**** Material shown ****

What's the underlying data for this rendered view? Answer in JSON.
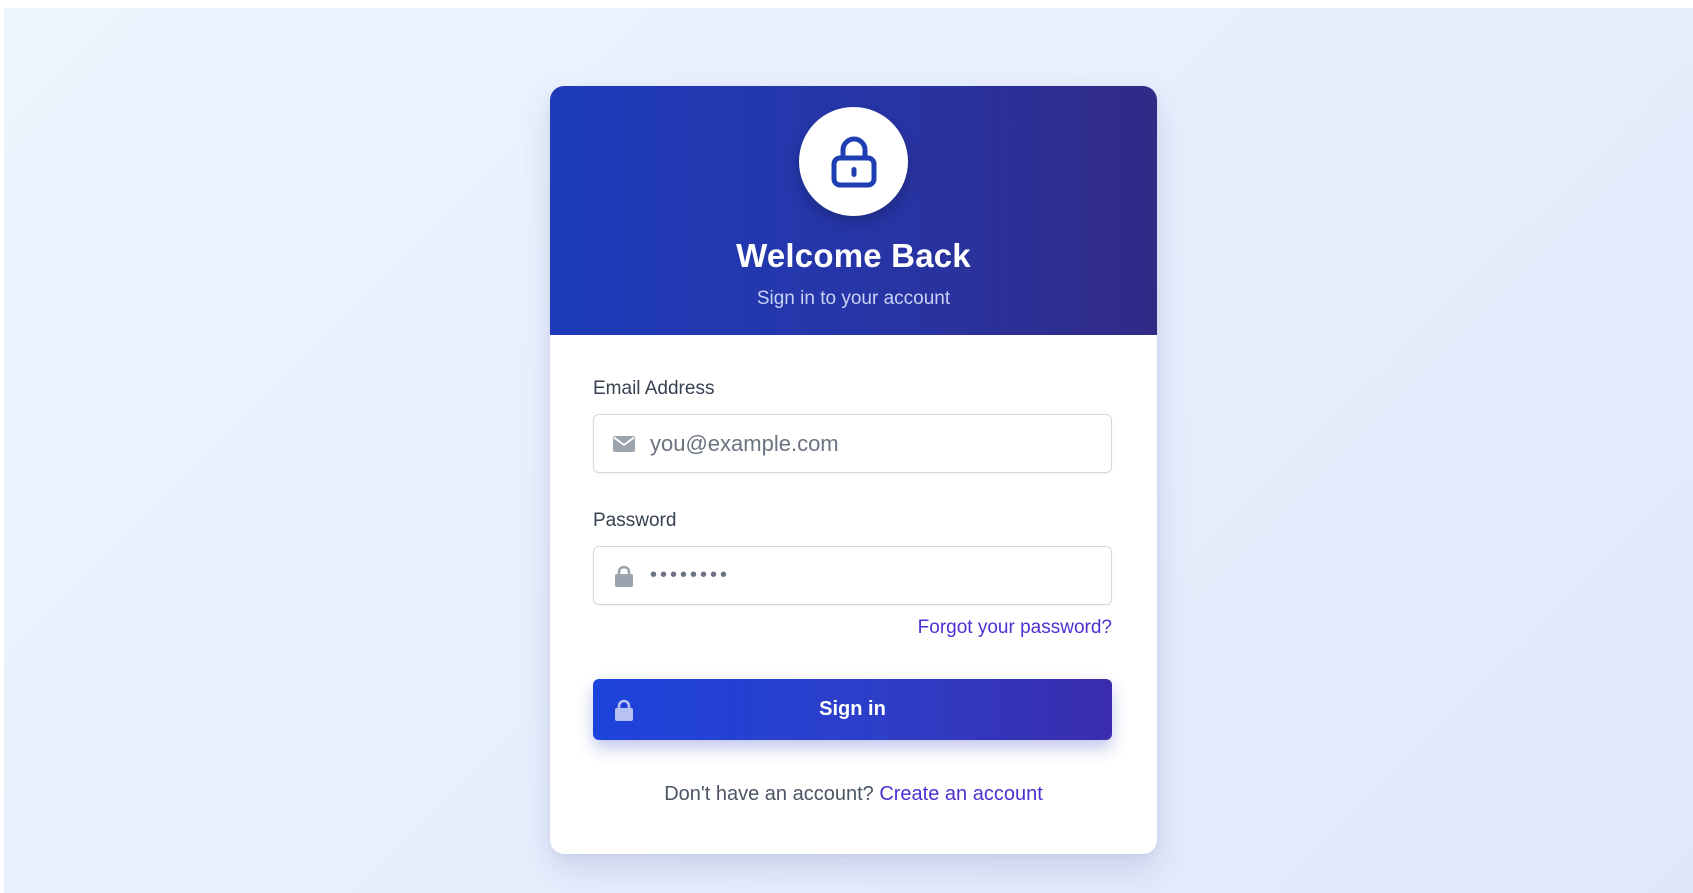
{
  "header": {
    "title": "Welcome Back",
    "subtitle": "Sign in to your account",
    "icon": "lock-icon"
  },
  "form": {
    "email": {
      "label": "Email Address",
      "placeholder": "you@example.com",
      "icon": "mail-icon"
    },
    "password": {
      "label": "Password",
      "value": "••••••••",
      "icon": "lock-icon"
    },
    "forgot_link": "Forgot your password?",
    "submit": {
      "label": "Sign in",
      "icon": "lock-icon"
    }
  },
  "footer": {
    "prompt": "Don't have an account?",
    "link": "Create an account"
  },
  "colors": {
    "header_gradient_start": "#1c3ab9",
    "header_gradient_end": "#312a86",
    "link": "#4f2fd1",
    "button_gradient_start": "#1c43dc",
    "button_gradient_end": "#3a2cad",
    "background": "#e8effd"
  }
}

****

» **To be done**
Pull out every line in the material above where "Sign" occurs.

» **Expected output**
    "subtitle": "Sign in to your account",
      "label": "Sign in",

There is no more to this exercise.